Stored data

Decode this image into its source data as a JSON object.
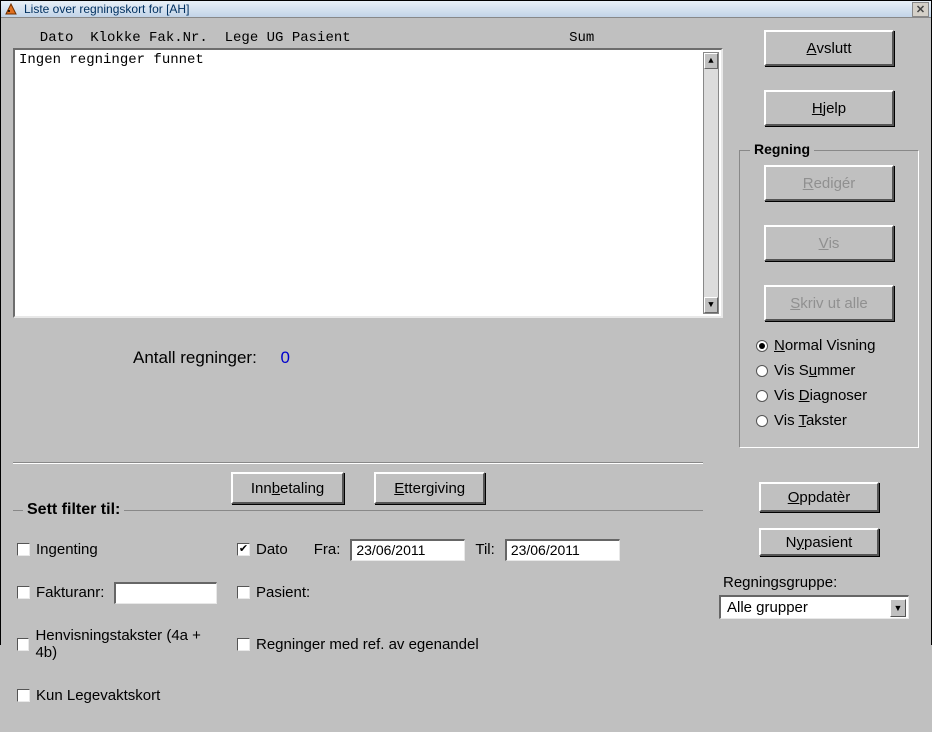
{
  "title": "Liste over regningskort for [AH]",
  "headers": "  Dato  Klokke Fak.Nr.  Lege UG Pasient                          Sum",
  "list_empty": "Ingen regninger funnet",
  "count_label": "Antall regninger:",
  "count_value": "0",
  "buttons": {
    "avslutt_pre": "",
    "avslutt_u": "A",
    "avslutt_post": "vslutt",
    "hjelp_pre": "",
    "hjelp_u": "H",
    "hjelp_post": "jelp",
    "rediger_pre": "",
    "rediger_u": "R",
    "rediger_post": "edigér",
    "vis_pre": "",
    "vis_u": "V",
    "vis_post": "is",
    "skrivut_pre": "",
    "skrivut_u": "S",
    "skrivut_post": "kriv ut alle",
    "innbetaling_pre": "Inn",
    "innbetaling_u": "b",
    "innbetaling_post": "etaling",
    "ettergiving_pre": "",
    "ettergiving_u": "E",
    "ettergiving_post": "ttergiving",
    "oppdater_pre": "",
    "oppdater_u": "O",
    "oppdater_post": "ppdatèr",
    "nypasient_pre": "N",
    "nypasient_u": "y",
    "nypasient_post": " pasient"
  },
  "regning_legend": "Regning",
  "view": {
    "normal_pre": "",
    "normal_u": "N",
    "normal_post": "ormal Visning",
    "summer_pre": "Vis S",
    "summer_u": "u",
    "summer_post": "mmer",
    "diagnoser_pre": "Vis ",
    "diagnoser_u": "D",
    "diagnoser_post": "iagnoser",
    "takster_pre": "Vis ",
    "takster_u": "T",
    "takster_post": "akster"
  },
  "filter_legend": "Sett filter til:",
  "filter": {
    "ingenting": "Ingenting",
    "dato": "Dato",
    "fra_label": "Fra:",
    "fra_value": "23/06/2011",
    "til_label": "Til:",
    "til_value": "23/06/2011",
    "fakturanr": "Fakturanr:",
    "fakturanr_value": "",
    "pasient": "Pasient:",
    "henvisning": "Henvisningstakster (4a + 4b)",
    "ref_egenandel": "Regninger med ref. av egenandel",
    "legevakt": "Kun Legevaktskort"
  },
  "regningsgruppe_label": "Regningsgruppe:",
  "regningsgruppe_value": "Alle grupper"
}
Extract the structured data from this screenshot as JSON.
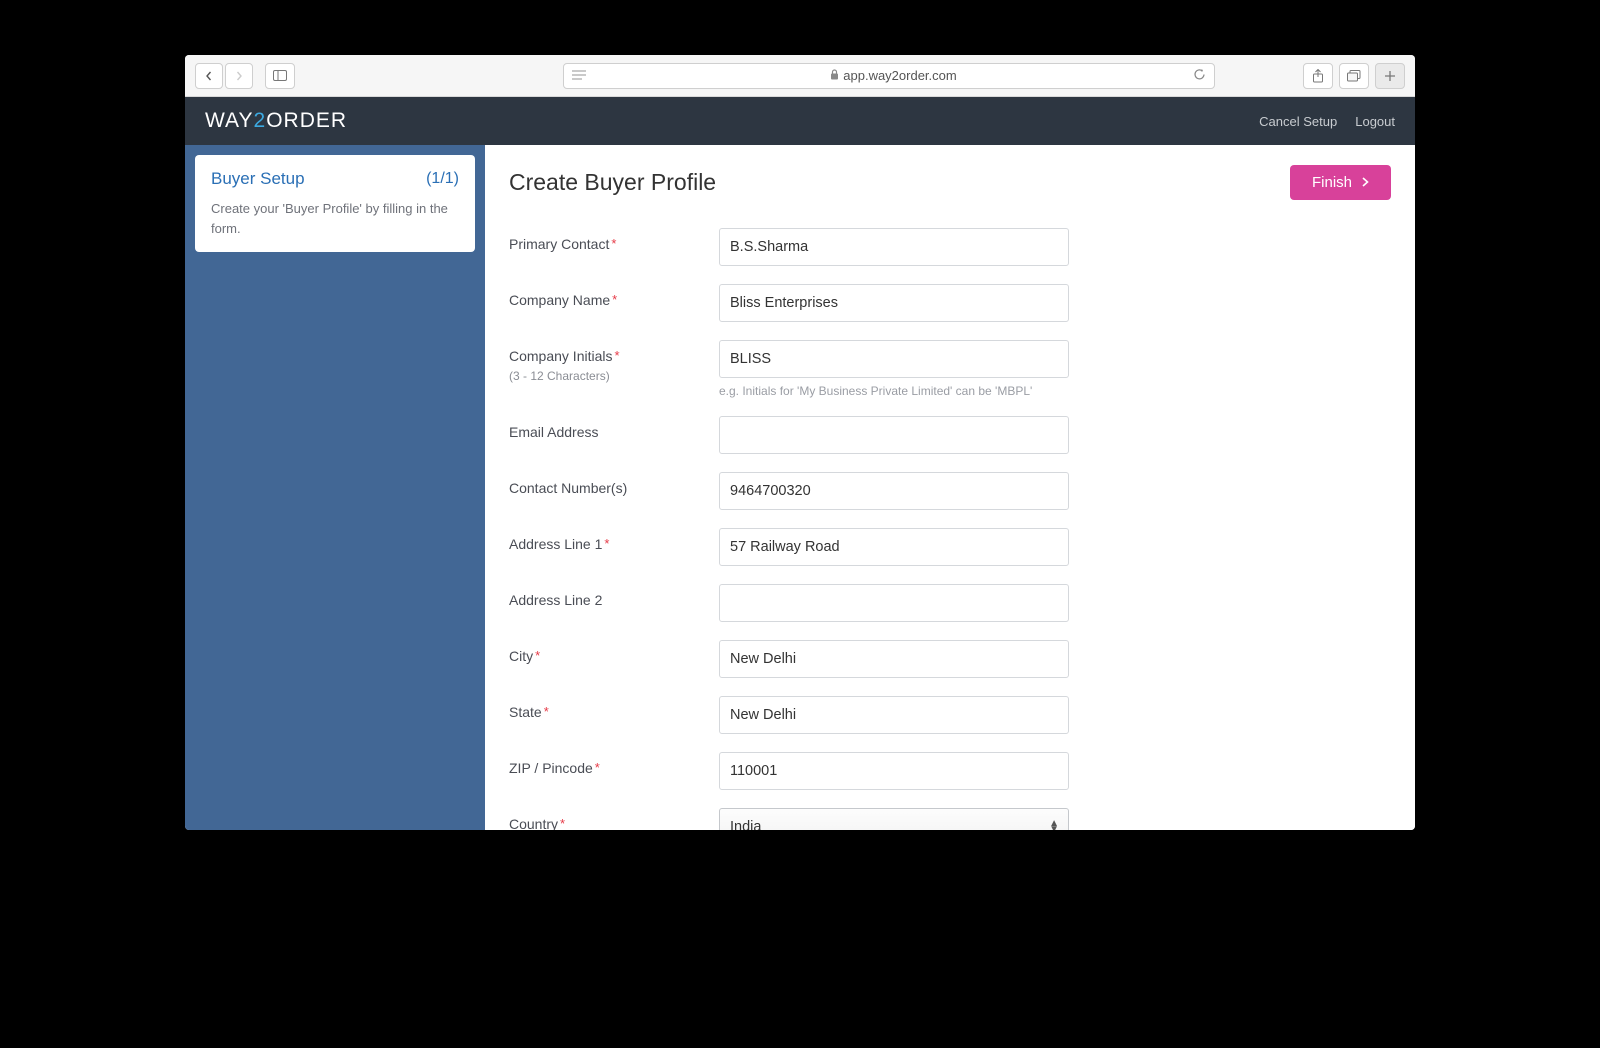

§ Stated goal:
Copy the material above in full and exactly, skipping pictures.

§ Task output:
Decode this image into its source data as a JSON object.
{
  "title": "Liste over regningskort for [AH]",
  "headers": "  Dato  Klokke Fak.Nr.  Lege UG Pasient                          Sum",
  "list_empty": "Ingen regninger funnet",
  "count_label": "Antall regninger:",
  "count_value": "0",
  "buttons": {
    "avslutt_pre": "",
    "avslutt_u": "A",
    "avslutt_post": "vslutt",
    "hjelp_pre": "",
    "hjelp_u": "H",
    "hjelp_post": "jelp",
    "rediger_pre": "",
    "rediger_u": "R",
    "rediger_post": "edigér",
    "vis_pre": "",
    "vis_u": "V",
    "vis_post": "is",
    "skrivut_pre": "",
    "skrivut_u": "S",
    "skrivut_post": "kriv ut alle",
    "innbetaling_pre": "Inn",
    "innbetaling_u": "b",
    "innbetaling_post": "etaling",
    "ettergiving_pre": "",
    "ettergiving_u": "E",
    "ettergiving_post": "ttergiving",
    "oppdater_pre": "",
    "oppdater_u": "O",
    "oppdater_post": "ppdatèr",
    "nypasient_pre": "N",
    "nypasient_u": "y",
    "nypasient_post": " pasient"
  },
  "regning_legend": "Regning",
  "view": {
    "normal_pre": "",
    "normal_u": "N",
    "normal_post": "ormal Visning",
    "summer_pre": "Vis S",
    "summer_u": "u",
    "summer_post": "mmer",
    "diagnoser_pre": "Vis ",
    "diagnoser_u": "D",
    "diagnoser_post": "iagnoser",
    "takster_pre": "Vis ",
    "takster_u": "T",
    "takster_post": "akster"
  },
  "filter_legend": "Sett filter til:",
  "filter": {
    "ingenting": "Ingenting",
    "dato": "Dato",
    "fra_label": "Fra:",
    "fra_value": "23/06/2011",
    "til_label": "Til:",
    "til_value": "23/06/2011",
    "fakturanr": "Fakturanr:",
    "fakturanr_value": "",
    "pasient": "Pasient:",
    "henvisning": "Henvisningstakster (4a + 4b)",
    "ref_egenandel": "Regninger med ref. av egenandel",
    "legevakt": "Kun Legevaktskort"
  },
  "regningsgruppe_label": "Regningsgruppe:",
  "regningsgruppe_value": "Alle grupper"
}
Extract the structured data from this screenshot as JSON.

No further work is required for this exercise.